*Exercise*
Repeat every record below exactly, omitting any pictures.

*Task inputs*
[Begin]
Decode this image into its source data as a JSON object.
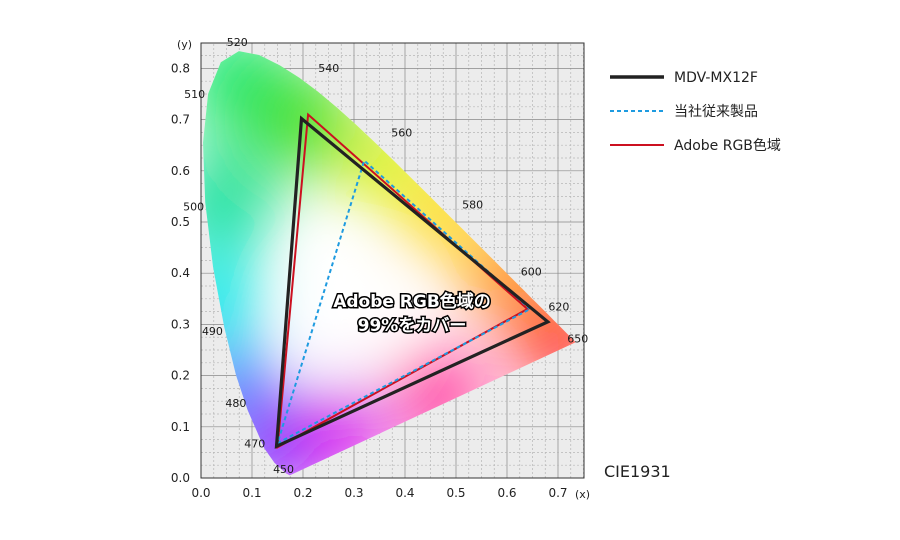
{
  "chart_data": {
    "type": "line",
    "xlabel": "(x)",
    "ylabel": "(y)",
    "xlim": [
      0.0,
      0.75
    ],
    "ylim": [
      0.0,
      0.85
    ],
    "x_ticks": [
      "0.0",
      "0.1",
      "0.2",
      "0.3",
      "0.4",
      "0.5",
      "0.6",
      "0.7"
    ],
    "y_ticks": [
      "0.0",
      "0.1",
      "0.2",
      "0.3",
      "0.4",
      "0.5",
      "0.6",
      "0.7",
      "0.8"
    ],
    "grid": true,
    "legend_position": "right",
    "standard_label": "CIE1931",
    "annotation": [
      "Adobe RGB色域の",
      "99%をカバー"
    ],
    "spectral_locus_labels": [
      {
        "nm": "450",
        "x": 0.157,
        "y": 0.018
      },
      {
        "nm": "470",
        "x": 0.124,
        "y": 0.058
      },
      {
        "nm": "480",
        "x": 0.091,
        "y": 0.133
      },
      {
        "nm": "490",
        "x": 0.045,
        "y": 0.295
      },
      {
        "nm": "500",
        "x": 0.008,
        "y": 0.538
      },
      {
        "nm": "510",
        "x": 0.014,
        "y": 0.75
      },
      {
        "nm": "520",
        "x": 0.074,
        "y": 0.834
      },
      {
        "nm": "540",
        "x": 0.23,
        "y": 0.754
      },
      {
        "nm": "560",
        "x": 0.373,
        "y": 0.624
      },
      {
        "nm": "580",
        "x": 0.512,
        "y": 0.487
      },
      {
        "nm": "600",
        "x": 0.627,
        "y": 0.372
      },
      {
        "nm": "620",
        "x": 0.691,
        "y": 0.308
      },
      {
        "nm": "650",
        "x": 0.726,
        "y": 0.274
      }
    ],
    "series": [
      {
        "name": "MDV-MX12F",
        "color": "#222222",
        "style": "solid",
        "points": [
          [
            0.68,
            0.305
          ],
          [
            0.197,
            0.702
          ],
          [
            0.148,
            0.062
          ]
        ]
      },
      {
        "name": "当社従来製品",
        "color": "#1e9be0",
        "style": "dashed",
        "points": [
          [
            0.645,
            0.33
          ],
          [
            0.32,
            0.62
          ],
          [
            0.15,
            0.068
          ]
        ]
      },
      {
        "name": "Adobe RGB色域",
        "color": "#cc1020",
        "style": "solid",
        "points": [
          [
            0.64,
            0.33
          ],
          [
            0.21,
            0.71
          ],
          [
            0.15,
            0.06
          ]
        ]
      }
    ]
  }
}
[End]
*Worked answer*
Decode this image into its source data as a JSON object.
{
  "chart_data": {
    "type": "line",
    "xlabel": "(x)",
    "ylabel": "(y)",
    "xlim": [
      0.0,
      0.75
    ],
    "ylim": [
      0.0,
      0.85
    ],
    "x_ticks": [
      "0.0",
      "0.1",
      "0.2",
      "0.3",
      "0.4",
      "0.5",
      "0.6",
      "0.7"
    ],
    "y_ticks": [
      "0.0",
      "0.1",
      "0.2",
      "0.3",
      "0.4",
      "0.5",
      "0.6",
      "0.7",
      "0.8"
    ],
    "grid": true,
    "legend_position": "right",
    "standard_label": "CIE1931",
    "annotation": [
      "Adobe RGB色域の",
      "99%をカバー"
    ],
    "spectral_locus_labels": [
      {
        "nm": "450",
        "x": 0.157,
        "y": 0.018
      },
      {
        "nm": "470",
        "x": 0.124,
        "y": 0.058
      },
      {
        "nm": "480",
        "x": 0.091,
        "y": 0.133
      },
      {
        "nm": "490",
        "x": 0.045,
        "y": 0.295
      },
      {
        "nm": "500",
        "x": 0.008,
        "y": 0.538
      },
      {
        "nm": "510",
        "x": 0.014,
        "y": 0.75
      },
      {
        "nm": "520",
        "x": 0.074,
        "y": 0.834
      },
      {
        "nm": "540",
        "x": 0.23,
        "y": 0.754
      },
      {
        "nm": "560",
        "x": 0.373,
        "y": 0.624
      },
      {
        "nm": "580",
        "x": 0.512,
        "y": 0.487
      },
      {
        "nm": "600",
        "x": 0.627,
        "y": 0.372
      },
      {
        "nm": "620",
        "x": 0.691,
        "y": 0.308
      },
      {
        "nm": "650",
        "x": 0.726,
        "y": 0.274
      }
    ],
    "series": [
      {
        "name": "MDV-MX12F",
        "color": "#222222",
        "style": "solid",
        "points": [
          [
            0.68,
            0.305
          ],
          [
            0.197,
            0.702
          ],
          [
            0.148,
            0.062
          ]
        ]
      },
      {
        "name": "当社従来製品",
        "color": "#1e9be0",
        "style": "dashed",
        "points": [
          [
            0.645,
            0.33
          ],
          [
            0.32,
            0.62
          ],
          [
            0.15,
            0.068
          ]
        ]
      },
      {
        "name": "Adobe RGB色域",
        "color": "#cc1020",
        "style": "solid",
        "points": [
          [
            0.64,
            0.33
          ],
          [
            0.21,
            0.71
          ],
          [
            0.15,
            0.06
          ]
        ]
      }
    ]
  }
}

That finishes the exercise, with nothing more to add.